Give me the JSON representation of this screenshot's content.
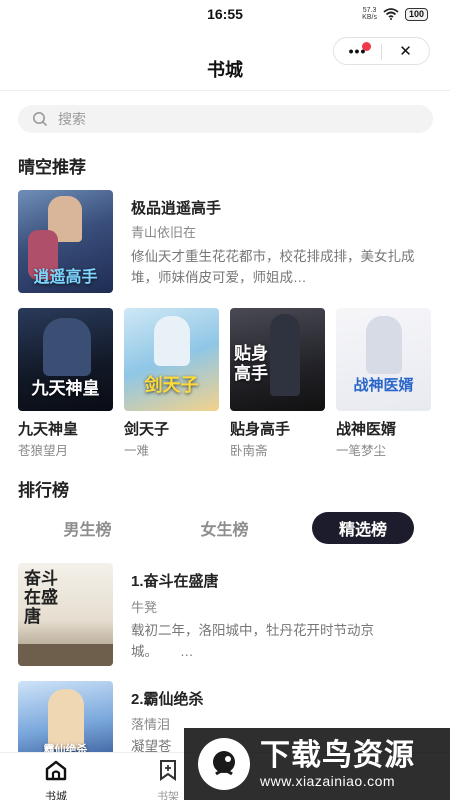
{
  "status": {
    "time": "16:55",
    "net_speed_value": "57.3",
    "net_speed_unit": "KB/s",
    "battery": "100"
  },
  "nav": {
    "title": "书城",
    "more": "•••",
    "close": "✕"
  },
  "search": {
    "placeholder": "搜索"
  },
  "recommend": {
    "title": "晴空推荐",
    "featured": {
      "title": "极品逍遥高手",
      "author": "青山依旧在",
      "desc": "修仙天才重生花花都市，校花排成排，美女扎成堆，师妹俏皮可爱，师姐成…",
      "cover_text": "逍遥高手"
    },
    "grid": [
      {
        "title": "九天神皇",
        "author": "苍狼望月",
        "cover_text": "九天神皇"
      },
      {
        "title": "剑天子",
        "author": "一难",
        "cover_text": "剑天子"
      },
      {
        "title": "贴身高手",
        "author": "卧南斋",
        "cover_text": "贴身高手"
      },
      {
        "title": "战神医婿",
        "author": "一笔梦尘",
        "cover_text": "战神医婿"
      }
    ]
  },
  "ranking": {
    "title": "排行榜",
    "tabs": [
      "男生榜",
      "女生榜",
      "精选榜"
    ],
    "active_tab": "精选榜",
    "items": [
      {
        "title": "1.奋斗在盛唐",
        "author": "牛凳",
        "desc": "载初二年，洛阳城中，牡丹花开时节动京城。",
        "more": "…",
        "cover_text": "奋斗在盛唐"
      },
      {
        "title": "2.霸仙绝杀",
        "author": "落情泪",
        "desc": "凝望苍",
        "cover_text": "霸仙绝杀"
      }
    ]
  },
  "tabbar": {
    "items": [
      "书城",
      "书架"
    ]
  },
  "watermark": {
    "main": "下载鸟资源",
    "sub": "www.xiazainiao.com"
  },
  "colors": {
    "accent_dark": "#1c1c2c",
    "red_dot": "#f0384a",
    "text_primary": "#222222",
    "text_secondary": "#888888"
  },
  "icons": {
    "search": "search-icon",
    "home": "home-icon",
    "bookmark": "bookmark-icon"
  }
}
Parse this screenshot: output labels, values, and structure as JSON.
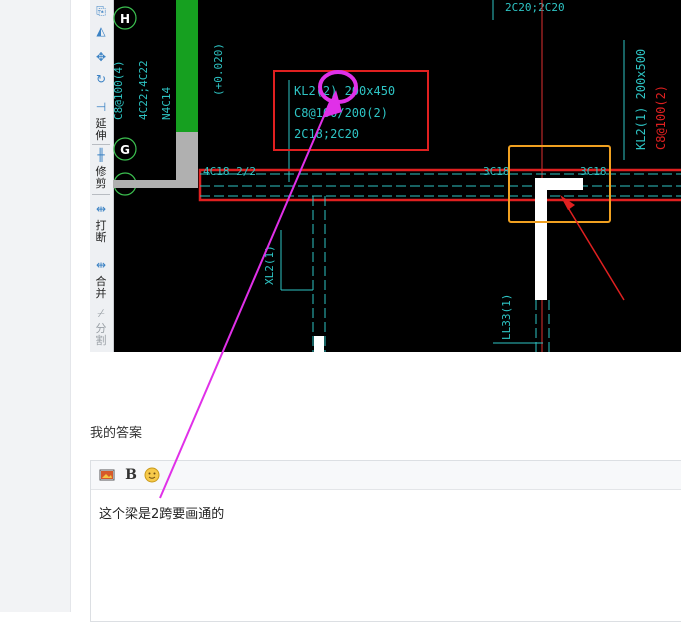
{
  "cad": {
    "toolbar": {
      "labels": [
        "延",
        "伸",
        "修",
        "剪",
        "打",
        "断",
        "合",
        "并",
        "分",
        "割"
      ]
    },
    "axis_labels": [
      "H",
      "G"
    ],
    "top_text": "2C20;2C20",
    "left_vertical_texts": [
      "C8@100(4)",
      "4C22;4C22",
      "N4C14"
    ],
    "elevation": "(+0.020)",
    "beam_annotation": {
      "line1": "KL2(2) 200x450",
      "line2": "C8@100/200(2)",
      "line3": "2C18;2C20"
    },
    "beam_texts": [
      "4C18 2/2",
      "3C18",
      "3C18"
    ],
    "right_texts": {
      "line1": "KL2(1) 200x500",
      "line2": "C8@100(2)"
    },
    "xl_label": "XL2(1)",
    "ll_label": "LL33(1)",
    "colors": {
      "background": "#000000",
      "grid_cyan": "#2ec4c4",
      "axis_red": "#e03030",
      "highlight_red": "#e02020",
      "highlight_orange": "#f0a020",
      "magenta": "#e030e8",
      "column_green": "#16a020",
      "wall_gray": "#b0b0b0",
      "axis_circle_green": "#3cc050"
    }
  },
  "answer": {
    "label": "我的答案",
    "content": "这个梁是2跨要画通的"
  },
  "editor": {
    "toolbar_icons": [
      "image-icon",
      "bold-icon",
      "emoji-icon"
    ],
    "bold_label": "B"
  }
}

********************

▸ **TASK INSTRUCTIONS**
Without including the pictures, reproduce all entries exactly.

▸ **SOLUTION TO THIS EXERCISE**
Give me the JSON representation of this screenshot's content.
{
  "status": {
    "time": "16:55",
    "net_speed_value": "57.3",
    "net_speed_unit": "KB/s",
    "battery": "100"
  },
  "nav": {
    "title": "书城",
    "more": "•••",
    "close": "✕"
  },
  "search": {
    "placeholder": "搜索"
  },
  "recommend": {
    "title": "晴空推荐",
    "featured": {
      "title": "极品逍遥高手",
      "author": "青山依旧在",
      "desc": "修仙天才重生花花都市，校花排成排，美女扎成堆，师妹俏皮可爱，师姐成…",
      "cover_text": "逍遥高手"
    },
    "grid": [
      {
        "title": "九天神皇",
        "author": "苍狼望月",
        "cover_text": "九天神皇"
      },
      {
        "title": "剑天子",
        "author": "一难",
        "cover_text": "剑天子"
      },
      {
        "title": "贴身高手",
        "author": "卧南斋",
        "cover_text": "贴身高手"
      },
      {
        "title": "战神医婿",
        "author": "一笔梦尘",
        "cover_text": "战神医婿"
      }
    ]
  },
  "ranking": {
    "title": "排行榜",
    "tabs": [
      "男生榜",
      "女生榜",
      "精选榜"
    ],
    "active_tab": "精选榜",
    "items": [
      {
        "title": "1.奋斗在盛唐",
        "author": "牛凳",
        "desc": "载初二年，洛阳城中，牡丹花开时节动京城。",
        "more": "…",
        "cover_text": "奋斗在盛唐"
      },
      {
        "title": "2.霸仙绝杀",
        "author": "落情泪",
        "desc": "凝望苍",
        "cover_text": "霸仙绝杀"
      }
    ]
  },
  "tabbar": {
    "items": [
      "书城",
      "书架"
    ]
  },
  "watermark": {
    "main": "下载鸟资源",
    "sub": "www.xiazainiao.com"
  },
  "colors": {
    "accent_dark": "#1c1c2c",
    "red_dot": "#f0384a",
    "text_primary": "#222222",
    "text_secondary": "#888888"
  },
  "icons": {
    "search": "search-icon",
    "home": "home-icon",
    "bookmark": "bookmark-icon"
  }
}
Parse this screenshot: output labels, values, and structure as JSON.
{
  "cad": {
    "toolbar": {
      "labels": [
        "延",
        "伸",
        "修",
        "剪",
        "打",
        "断",
        "合",
        "并",
        "分",
        "割"
      ]
    },
    "axis_labels": [
      "H",
      "G"
    ],
    "top_text": "2C20;2C20",
    "left_vertical_texts": [
      "C8@100(4)",
      "4C22;4C22",
      "N4C14"
    ],
    "elevation": "(+0.020)",
    "beam_annotation": {
      "line1": "KL2(2) 200x450",
      "line2": "C8@100/200(2)",
      "line3": "2C18;2C20"
    },
    "beam_texts": [
      "4C18 2/2",
      "3C18",
      "3C18"
    ],
    "right_texts": {
      "line1": "KL2(1) 200x500",
      "line2": "C8@100(2)"
    },
    "xl_label": "XL2(1)",
    "ll_label": "LL33(1)",
    "colors": {
      "background": "#000000",
      "grid_cyan": "#2ec4c4",
      "axis_red": "#e03030",
      "highlight_red": "#e02020",
      "highlight_orange": "#f0a020",
      "magenta": "#e030e8",
      "column_green": "#16a020",
      "wall_gray": "#b0b0b0",
      "axis_circle_green": "#3cc050"
    }
  },
  "answer": {
    "label": "我的答案",
    "content": "这个梁是2跨要画通的"
  },
  "editor": {
    "toolbar_icons": [
      "image-icon",
      "bold-icon",
      "emoji-icon"
    ],
    "bold_label": "B"
  }
}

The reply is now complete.